[Start of Data for this exercise]

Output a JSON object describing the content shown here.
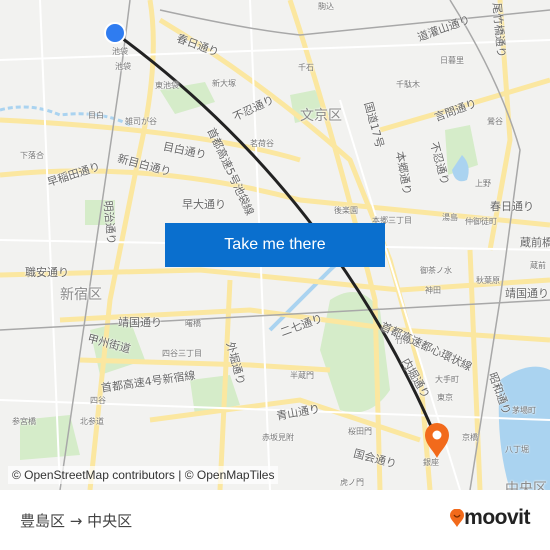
{
  "map": {
    "labels": [
      "池袋",
      "池袋",
      "東池袋",
      "新大塚",
      "千石",
      "駒込",
      "文京区",
      "不忍通り",
      "春日通り",
      "目白",
      "雑司が谷",
      "目白通り",
      "新目白通り",
      "早稲田通り",
      "下落合",
      "茗荷谷",
      "早大通り",
      "千駄木",
      "日暮里",
      "言問通り",
      "鶯谷",
      "上野",
      "春日通り",
      "湯島",
      "仲御徒町",
      "後楽園",
      "本郷三丁目",
      "本郷通り",
      "国道17号",
      "不忍通り",
      "道灌山通り",
      "尾竹橋通り",
      "新宿区",
      "職安通り",
      "明治通り",
      "靖国通り",
      "甲州街道",
      "四谷三丁目",
      "外堀通り",
      "二七通り",
      "神田",
      "秋葉原",
      "御茶ノ水",
      "竹橋",
      "大手町",
      "東京",
      "京橋",
      "銀座",
      "八丁堀",
      "茅場町",
      "桜田門",
      "国会通り",
      "虎ノ門",
      "赤坂見附",
      "青山通り",
      "半蔵門",
      "首都高速4号新宿線",
      "四谷",
      "昭和通り",
      "蔵前橋",
      "靖国通り",
      "中央区",
      "内堀通り",
      "首都高速都心環状線",
      "曙橋",
      "参宮橋",
      "北参道",
      "蔵前",
      "首都高速5号池袋線"
    ],
    "route_color": "#222222",
    "origin_marker_color": "#2f7cf0",
    "destination_marker_color": "#f26a1b"
  },
  "cta": {
    "label": "Take me there",
    "color": "#0a6fce"
  },
  "attribution": "© OpenStreetMap contributors | © OpenMapTiles",
  "footer": {
    "origin": "豊島区",
    "arrow": "→",
    "destination": "中央区",
    "brand": "moovit",
    "brand_color": "#f26a1b"
  }
}
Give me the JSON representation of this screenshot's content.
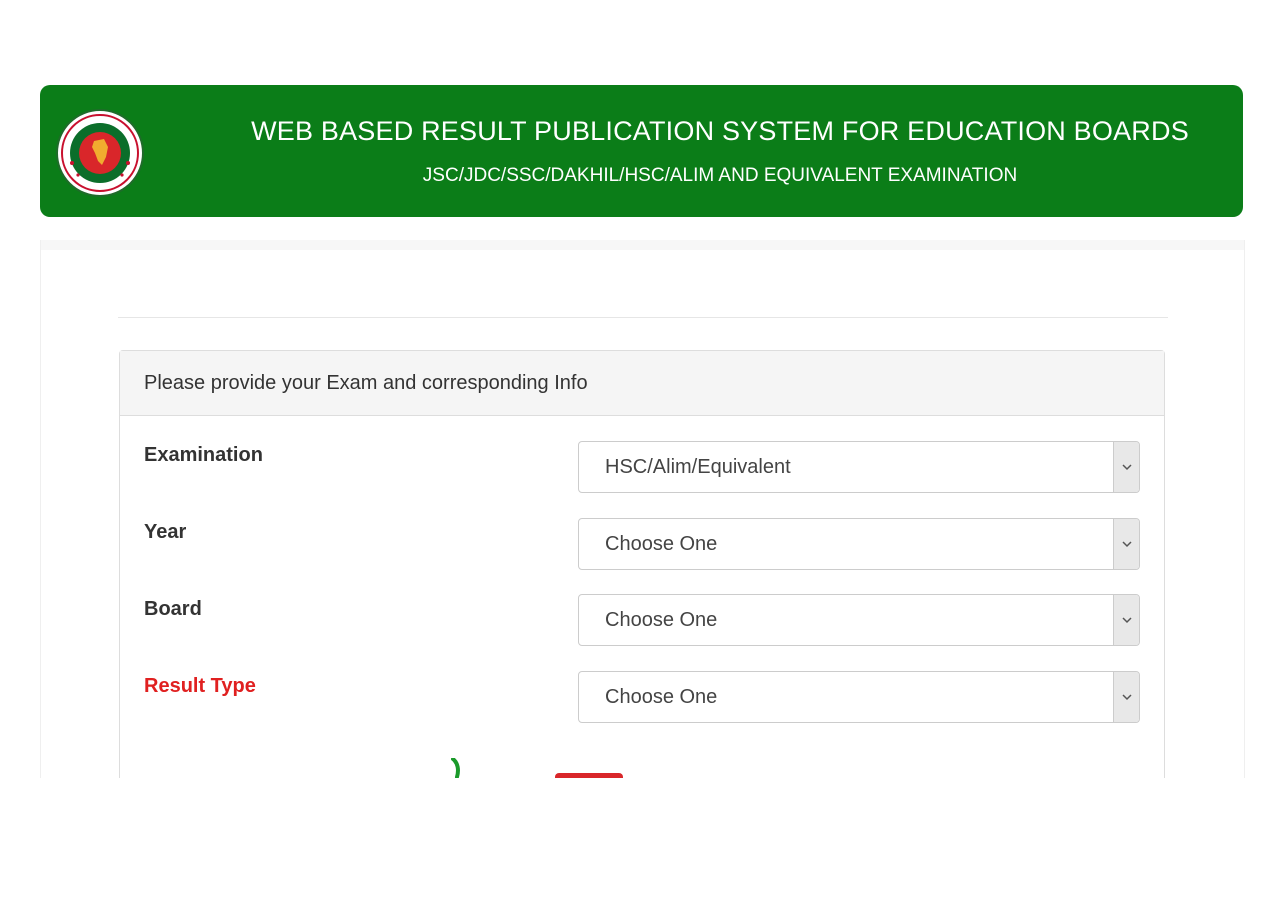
{
  "header": {
    "title": "WEB BASED RESULT PUBLICATION SYSTEM FOR EDUCATION BOARDS",
    "subtitle": "JSC/JDC/SSC/DAKHIL/HSC/ALIM AND EQUIVALENT EXAMINATION",
    "logo_icon": "government-seal-icon"
  },
  "panel": {
    "heading": "Please provide your Exam and corresponding Info"
  },
  "form": {
    "fields": [
      {
        "label": "Examination",
        "value": "HSC/Alim/Equivalent"
      },
      {
        "label": "Year",
        "value": "Choose One"
      },
      {
        "label": "Board",
        "value": "Choose One"
      },
      {
        "label": "Result Type",
        "value": "Choose One"
      }
    ]
  },
  "colors": {
    "header_bg": "#0b7d18",
    "result_type_label": "#e02020"
  }
}
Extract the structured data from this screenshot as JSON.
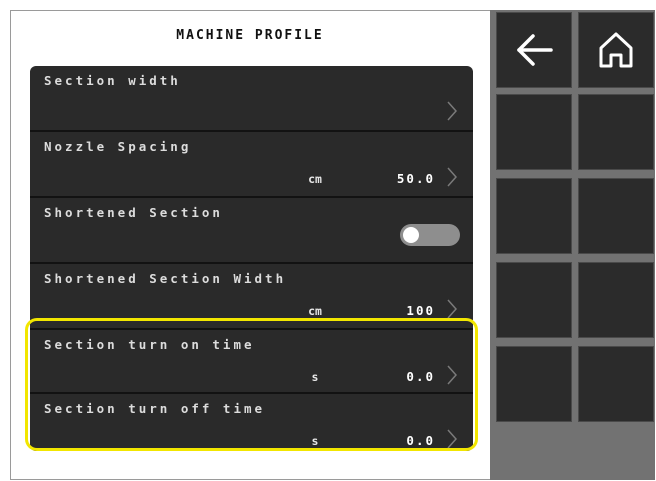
{
  "header": {
    "title": "MACHINE PROFILE"
  },
  "rows": [
    {
      "label": "Section width",
      "unit": "",
      "value": ""
    },
    {
      "label": "Nozzle Spacing",
      "unit": "cm",
      "value": "50.0"
    },
    {
      "label": "Shortened Section",
      "toggle": "off"
    },
    {
      "label": "Shortened Section Width",
      "unit": "cm",
      "value": "100"
    },
    {
      "label": "Section turn on time",
      "unit": "s",
      "value": "0.0"
    },
    {
      "label": "Section turn off time",
      "unit": "s",
      "value": "0.0"
    }
  ],
  "toolbar": {
    "back_icon": "arrow-left-icon",
    "home_icon": "home-icon"
  },
  "colors": {
    "panel": "#2a2a2a",
    "highlight": "#f2e600",
    "sidebar": "#727272",
    "tile": "#2b2b2b"
  }
}
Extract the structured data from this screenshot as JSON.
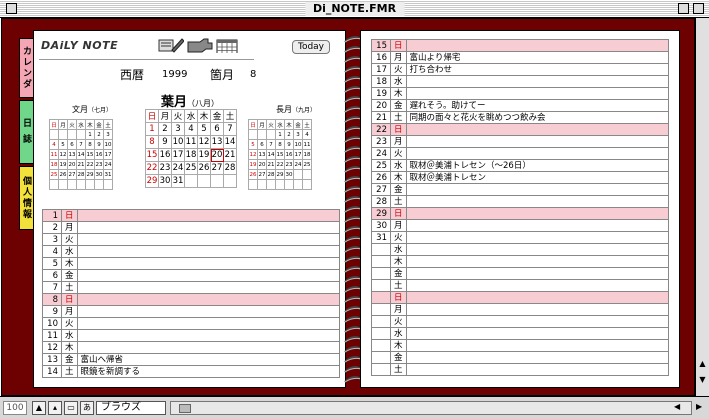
{
  "window": {
    "title": "Di_NOTE.FMR"
  },
  "tabs": [
    {
      "label": "カレンダ",
      "color": "#f4a6b4"
    },
    {
      "label": "日 誌",
      "color": "#6fd68a"
    },
    {
      "label": "個人情報",
      "color": "#f2e13a"
    }
  ],
  "header": {
    "logo": "DAiLY NOTE",
    "today_button": "Today"
  },
  "era": {
    "year_label": "西暦",
    "year": "1999",
    "month_label": "箇月",
    "month": "8",
    "month_name": "葉月",
    "month_name_paren": "（八月）"
  },
  "mini_prev": {
    "title": "文月",
    "paren": "（七月）",
    "rows": [
      [
        "",
        "",
        "",
        "",
        "1",
        "2",
        "3"
      ],
      [
        "4",
        "5",
        "6",
        "7",
        "8",
        "9",
        "10"
      ],
      [
        "11",
        "12",
        "13",
        "14",
        "15",
        "16",
        "17"
      ],
      [
        "18",
        "19",
        "20",
        "21",
        "22",
        "23",
        "24"
      ],
      [
        "25",
        "26",
        "27",
        "28",
        "29",
        "30",
        "31"
      ],
      [
        "",
        "",
        "",
        "",
        "",
        "",
        ""
      ]
    ]
  },
  "mini_next": {
    "title": "長月",
    "paren": "（九月）",
    "rows": [
      [
        "",
        "",
        "",
        "1",
        "2",
        "3",
        "4"
      ],
      [
        "5",
        "6",
        "7",
        "8",
        "9",
        "10",
        "11"
      ],
      [
        "12",
        "13",
        "14",
        "15",
        "16",
        "17",
        "18"
      ],
      [
        "19",
        "20",
        "21",
        "22",
        "23",
        "24",
        "25"
      ],
      [
        "26",
        "27",
        "28",
        "29",
        "30",
        "",
        ""
      ],
      [
        "",
        "",
        "",
        "",
        "",
        "",
        ""
      ]
    ]
  },
  "weekdays": [
    "日",
    "月",
    "火",
    "水",
    "木",
    "金",
    "土"
  ],
  "main_cal": {
    "rows": [
      [
        "1",
        "2",
        "3",
        "4",
        "5",
        "6",
        "7"
      ],
      [
        "8",
        "9",
        "10",
        "11",
        "12",
        "13",
        "14"
      ],
      [
        "15",
        "16",
        "17",
        "18",
        "19",
        "20",
        "21"
      ],
      [
        "22",
        "23",
        "24",
        "25",
        "26",
        "27",
        "28"
      ],
      [
        "29",
        "30",
        "31",
        "",
        "",
        "",
        ""
      ]
    ],
    "today": "20"
  },
  "diary_left": [
    {
      "d": "1",
      "w": "日",
      "note": "",
      "sun": true
    },
    {
      "d": "2",
      "w": "月",
      "note": ""
    },
    {
      "d": "3",
      "w": "火",
      "note": ""
    },
    {
      "d": "4",
      "w": "水",
      "note": ""
    },
    {
      "d": "5",
      "w": "木",
      "note": ""
    },
    {
      "d": "6",
      "w": "金",
      "note": ""
    },
    {
      "d": "7",
      "w": "土",
      "note": ""
    },
    {
      "d": "8",
      "w": "日",
      "note": "",
      "sun": true
    },
    {
      "d": "9",
      "w": "月",
      "note": ""
    },
    {
      "d": "10",
      "w": "火",
      "note": ""
    },
    {
      "d": "11",
      "w": "水",
      "note": ""
    },
    {
      "d": "12",
      "w": "木",
      "note": ""
    },
    {
      "d": "13",
      "w": "金",
      "note": "富山へ帰省"
    },
    {
      "d": "14",
      "w": "土",
      "note": "眼鏡を新調する"
    }
  ],
  "diary_right": [
    {
      "d": "15",
      "w": "日",
      "note": "",
      "sun": true
    },
    {
      "d": "16",
      "w": "月",
      "note": "富山より帰宅"
    },
    {
      "d": "17",
      "w": "火",
      "note": "打ち合わせ"
    },
    {
      "d": "18",
      "w": "水",
      "note": ""
    },
    {
      "d": "19",
      "w": "木",
      "note": ""
    },
    {
      "d": "20",
      "w": "金",
      "note": "遅れそう。助けてー"
    },
    {
      "d": "21",
      "w": "土",
      "note": "同期の面々と花火を眺めつつ飲み会"
    },
    {
      "d": "22",
      "w": "日",
      "note": "",
      "sun": true
    },
    {
      "d": "23",
      "w": "月",
      "note": ""
    },
    {
      "d": "24",
      "w": "火",
      "note": ""
    },
    {
      "d": "25",
      "w": "水",
      "note": "取材＠美浦トレセン（～26日）"
    },
    {
      "d": "26",
      "w": "木",
      "note": "取材＠美浦トレセン"
    },
    {
      "d": "27",
      "w": "金",
      "note": ""
    },
    {
      "d": "28",
      "w": "土",
      "note": ""
    },
    {
      "d": "29",
      "w": "日",
      "note": "",
      "sun": true
    },
    {
      "d": "30",
      "w": "月",
      "note": ""
    },
    {
      "d": "31",
      "w": "火",
      "note": ""
    },
    {
      "d": "",
      "w": "水",
      "note": ""
    },
    {
      "d": "",
      "w": "木",
      "note": ""
    },
    {
      "d": "",
      "w": "金",
      "note": ""
    },
    {
      "d": "",
      "w": "土",
      "note": ""
    },
    {
      "d": "",
      "w": "日",
      "note": "",
      "sun": true
    },
    {
      "d": "",
      "w": "月",
      "note": ""
    },
    {
      "d": "",
      "w": "火",
      "note": ""
    },
    {
      "d": "",
      "w": "水",
      "note": ""
    },
    {
      "d": "",
      "w": "木",
      "note": ""
    },
    {
      "d": "",
      "w": "金",
      "note": ""
    },
    {
      "d": "",
      "w": "土",
      "note": ""
    }
  ],
  "status": {
    "zoom": "100",
    "mode": "ブラウズ"
  },
  "colors": {
    "frame": "#6d0000",
    "sunday_row": "#f7cdd3",
    "sunday_text": "#cc0000"
  }
}
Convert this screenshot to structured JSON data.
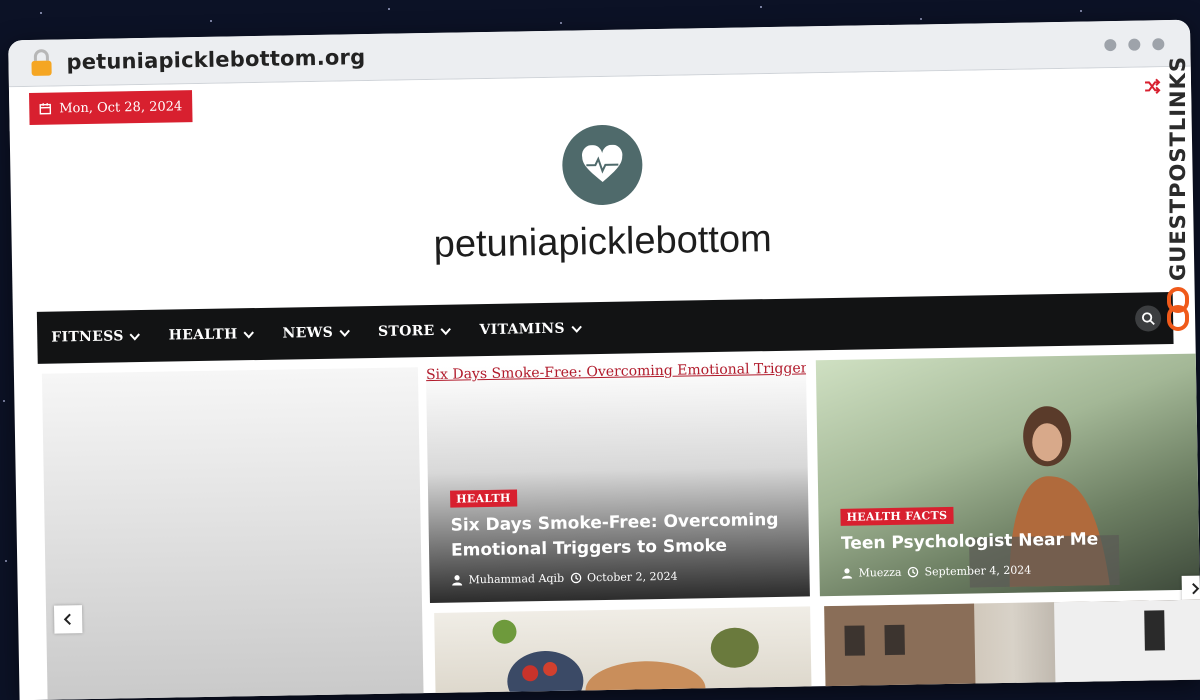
{
  "browser": {
    "url": "petuniapicklebottom.org"
  },
  "topbar": {
    "date": "Mon, Oct 28, 2024"
  },
  "site": {
    "name": "petuniapicklebottom"
  },
  "nav": {
    "items": [
      {
        "label": "FITNESS"
      },
      {
        "label": "HEALTH"
      },
      {
        "label": "NEWS"
      },
      {
        "label": "STORE"
      },
      {
        "label": "VITAMINS"
      }
    ]
  },
  "cards": {
    "featured_mid": {
      "broken_alt": "Six Days Smoke-Free: Overcoming Emotional Triggers to Smoke",
      "category": "HEALTH",
      "title": "Six Days Smoke-Free: Overcoming Emotional Triggers to Smoke",
      "author": "Muhammad Aqib",
      "date": "October 2, 2024"
    },
    "featured_right": {
      "category": "HEALTH FACTS",
      "title": "Teen Psychologist Near Me",
      "author": "Muezza",
      "date": "September 4, 2024"
    }
  },
  "watermark": {
    "text": "GUESTPOSTLINKS"
  },
  "colors": {
    "accent": "#d8202f",
    "nav_bg": "#121314",
    "logo_bg": "#4f6a6b"
  }
}
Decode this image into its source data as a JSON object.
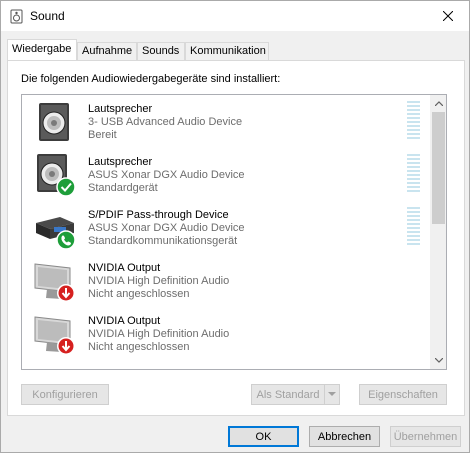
{
  "window": {
    "title": "Sound"
  },
  "tabs": [
    {
      "label": "Wiedergabe",
      "active": true
    },
    {
      "label": "Aufnahme",
      "active": false
    },
    {
      "label": "Sounds",
      "active": false
    },
    {
      "label": "Kommunikation",
      "active": false
    }
  ],
  "panel": {
    "heading": "Die folgenden Audiowiedergabegeräte sind installiert:"
  },
  "devices": [
    {
      "name": "Lautsprecher",
      "driver": "3- USB Advanced Audio Device",
      "status": "Bereit",
      "icon": "speaker-icon",
      "badge": "none"
    },
    {
      "name": "Lautsprecher",
      "driver": "ASUS Xonar DGX Audio Device",
      "status": "Standardgerät",
      "icon": "speaker-icon",
      "badge": "green-check-icon"
    },
    {
      "name": "S/PDIF Pass-through Device",
      "driver": "ASUS Xonar DGX Audio Device",
      "status": "Standardkommunikationsgerät",
      "icon": "spdif-device-icon",
      "badge": "green-phone-icon"
    },
    {
      "name": "NVIDIA Output",
      "driver": "NVIDIA High Definition Audio",
      "status": "Nicht angeschlossen",
      "icon": "monitor-icon",
      "badge": "red-down-arrow-icon"
    },
    {
      "name": "NVIDIA Output",
      "driver": "NVIDIA High Definition Audio",
      "status": "Nicht angeschlossen",
      "icon": "monitor-icon",
      "badge": "red-down-arrow-icon"
    }
  ],
  "buttons": {
    "configure": "Konfigurieren",
    "set_default": "Als Standard",
    "properties": "Eigenschaften",
    "ok": "OK",
    "cancel": "Abbrechen",
    "apply": "Übernehmen"
  },
  "colors": {
    "accent": "#0078d7",
    "meter": "#c9e4ef",
    "check": "#1e9e3a",
    "alert": "#d6201f"
  }
}
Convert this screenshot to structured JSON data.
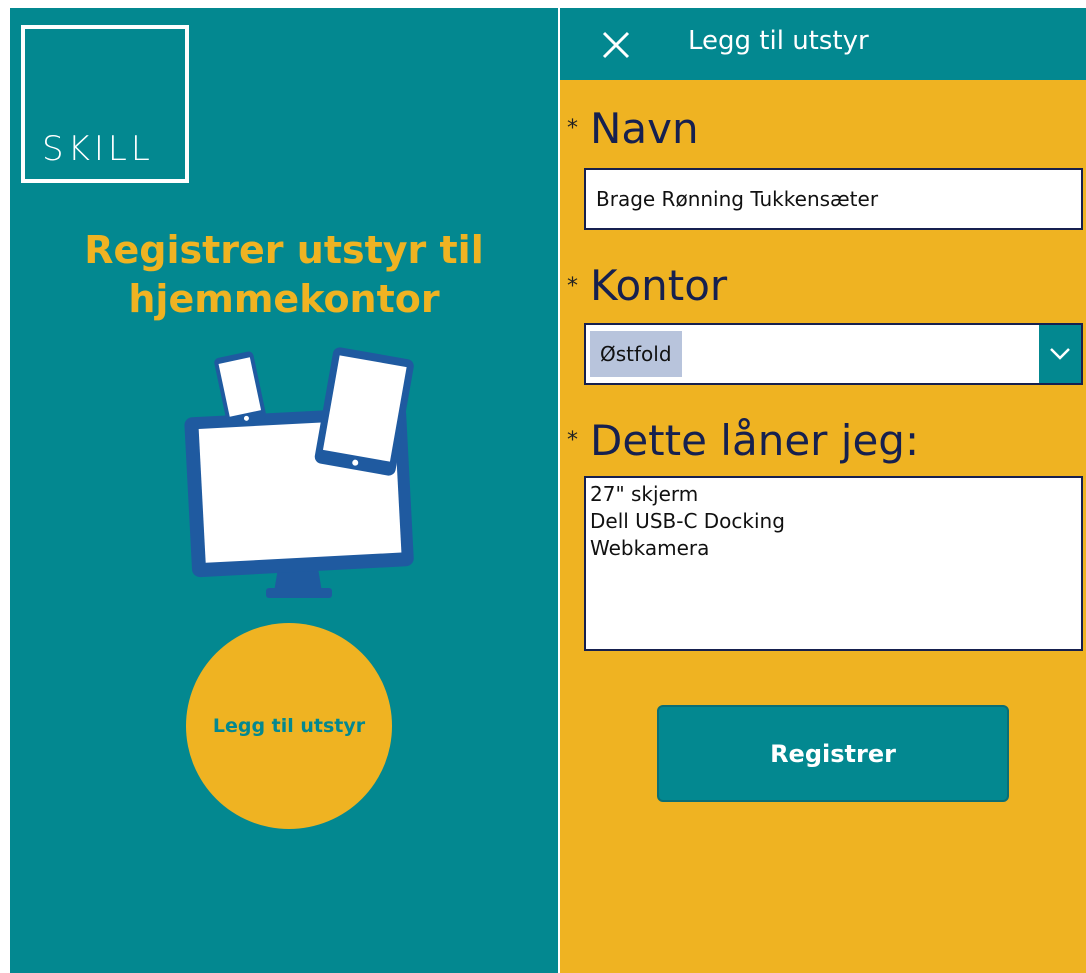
{
  "left": {
    "logo_text": "SKILL",
    "title_line1": "Registrer utstyr til",
    "title_line2": "hjemmekontor",
    "illustration_icon": "devices-icon",
    "start_button_label": "Legg til utstyr"
  },
  "form": {
    "header_title": "Legg til utstyr",
    "close_icon": "close-icon",
    "required_mark": "*",
    "name_label": "Navn",
    "name_value": "Brage Rønning Tukkensæter",
    "office_label": "Kontor",
    "office_value": "Østfold",
    "loan_label": "Dette låner jeg:",
    "loan_items": [
      "27\" skjerm",
      "Dell USB-C Docking",
      "Webkamera"
    ],
    "submit_label": "Registrer"
  },
  "colors": {
    "teal": "#038890",
    "yellow": "#efb322",
    "navy": "#16204f",
    "selection": "#b8c4dc"
  }
}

[End of Data for this exercise]

Look through the data above. Find each line with the string "devices" and copy it.

* The response:
  "devices": [
    "illustration_icon": "devices-icon",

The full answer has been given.